YOUR TASK
Transcribe the lines below exactly, beginning with the line that holds "Convert this screenshot" and ending with the final line, both included. Pictures are to be left out.

GIVEN RECORDS

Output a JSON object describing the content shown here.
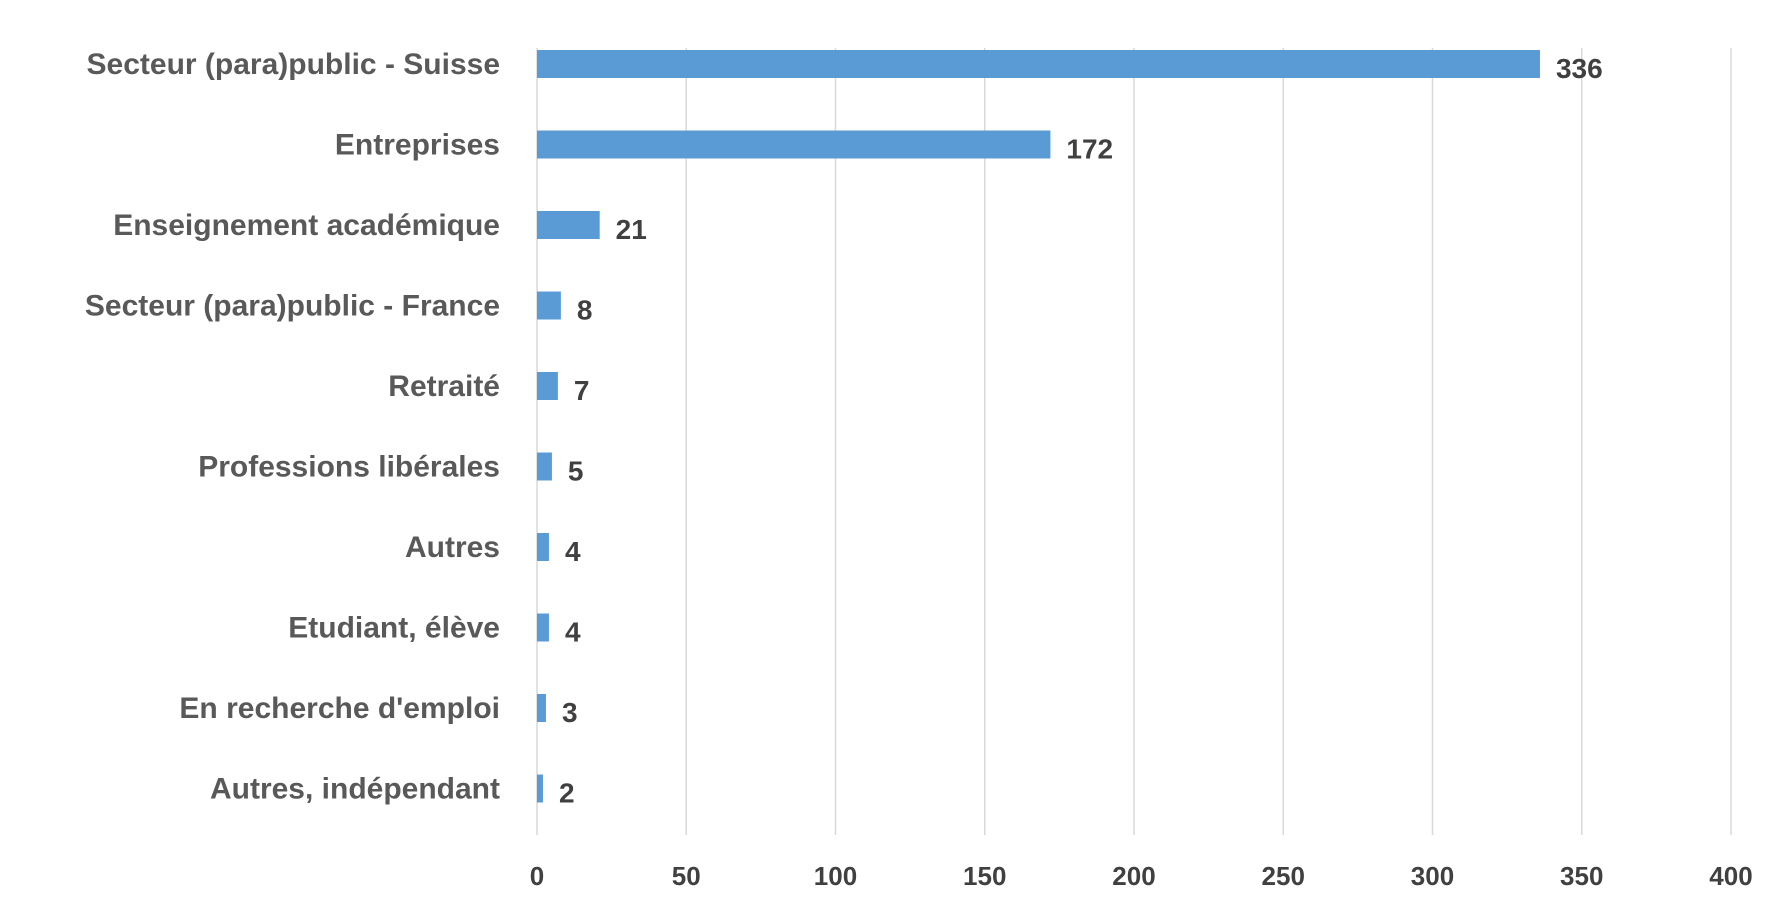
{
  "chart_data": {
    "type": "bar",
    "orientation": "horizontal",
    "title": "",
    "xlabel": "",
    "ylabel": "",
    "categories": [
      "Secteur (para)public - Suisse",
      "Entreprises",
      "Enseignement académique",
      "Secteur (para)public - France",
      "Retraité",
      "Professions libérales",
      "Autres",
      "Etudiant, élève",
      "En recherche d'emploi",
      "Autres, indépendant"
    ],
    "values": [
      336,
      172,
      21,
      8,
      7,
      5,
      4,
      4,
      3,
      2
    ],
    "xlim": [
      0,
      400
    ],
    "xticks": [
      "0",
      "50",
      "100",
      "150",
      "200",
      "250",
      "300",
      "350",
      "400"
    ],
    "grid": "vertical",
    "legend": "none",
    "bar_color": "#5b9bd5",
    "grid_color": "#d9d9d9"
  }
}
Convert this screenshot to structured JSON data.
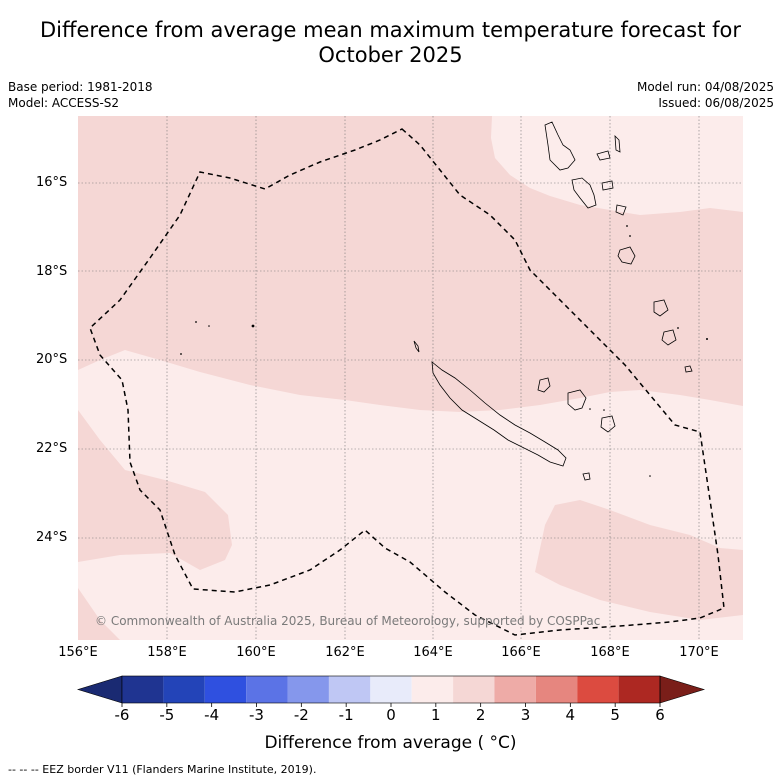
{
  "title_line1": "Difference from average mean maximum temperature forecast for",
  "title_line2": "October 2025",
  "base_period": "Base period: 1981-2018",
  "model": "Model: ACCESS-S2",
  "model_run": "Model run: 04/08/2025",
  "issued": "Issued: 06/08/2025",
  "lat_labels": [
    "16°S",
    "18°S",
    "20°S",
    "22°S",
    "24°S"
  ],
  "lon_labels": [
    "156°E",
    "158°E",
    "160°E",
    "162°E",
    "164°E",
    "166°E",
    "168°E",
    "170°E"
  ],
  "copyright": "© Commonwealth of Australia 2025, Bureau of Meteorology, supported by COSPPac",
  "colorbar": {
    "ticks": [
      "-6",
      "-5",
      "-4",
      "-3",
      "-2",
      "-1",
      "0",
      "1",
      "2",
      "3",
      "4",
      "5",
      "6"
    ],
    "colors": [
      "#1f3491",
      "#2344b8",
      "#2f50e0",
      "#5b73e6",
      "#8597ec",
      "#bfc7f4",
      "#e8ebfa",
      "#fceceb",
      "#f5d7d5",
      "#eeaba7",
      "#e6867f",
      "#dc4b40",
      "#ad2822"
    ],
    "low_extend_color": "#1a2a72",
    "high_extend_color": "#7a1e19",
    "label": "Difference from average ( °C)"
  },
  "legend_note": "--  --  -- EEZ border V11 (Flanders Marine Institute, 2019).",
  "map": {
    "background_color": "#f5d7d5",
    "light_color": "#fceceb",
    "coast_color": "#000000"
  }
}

SOLUTION TO THIS TASK
Convert this screenshot to structured JSON data.
{
  "title_line1": "Difference from average mean maximum temperature forecast for",
  "title_line2": "October 2025",
  "base_period": "Base period: 1981-2018",
  "model": "Model: ACCESS-S2",
  "model_run": "Model run: 04/08/2025",
  "issued": "Issued: 06/08/2025",
  "lat_labels": [
    "16°S",
    "18°S",
    "20°S",
    "22°S",
    "24°S"
  ],
  "lon_labels": [
    "156°E",
    "158°E",
    "160°E",
    "162°E",
    "164°E",
    "166°E",
    "168°E",
    "170°E"
  ],
  "copyright": "© Commonwealth of Australia 2025, Bureau of Meteorology, supported by COSPPac",
  "colorbar": {
    "ticks": [
      "-6",
      "-5",
      "-4",
      "-3",
      "-2",
      "-1",
      "0",
      "1",
      "2",
      "3",
      "4",
      "5",
      "6"
    ],
    "colors": [
      "#1f3491",
      "#2344b8",
      "#2f50e0",
      "#5b73e6",
      "#8597ec",
      "#bfc7f4",
      "#e8ebfa",
      "#fceceb",
      "#f5d7d5",
      "#eeaba7",
      "#e6867f",
      "#dc4b40",
      "#ad2822"
    ],
    "low_extend_color": "#1a2a72",
    "high_extend_color": "#7a1e19",
    "label": "Difference from average ( °C)"
  },
  "legend_note": "--  --  -- EEZ border V11 (Flanders Marine Institute, 2019).",
  "map": {
    "background_color": "#f5d7d5",
    "light_color": "#fceceb",
    "coast_color": "#000000"
  }
}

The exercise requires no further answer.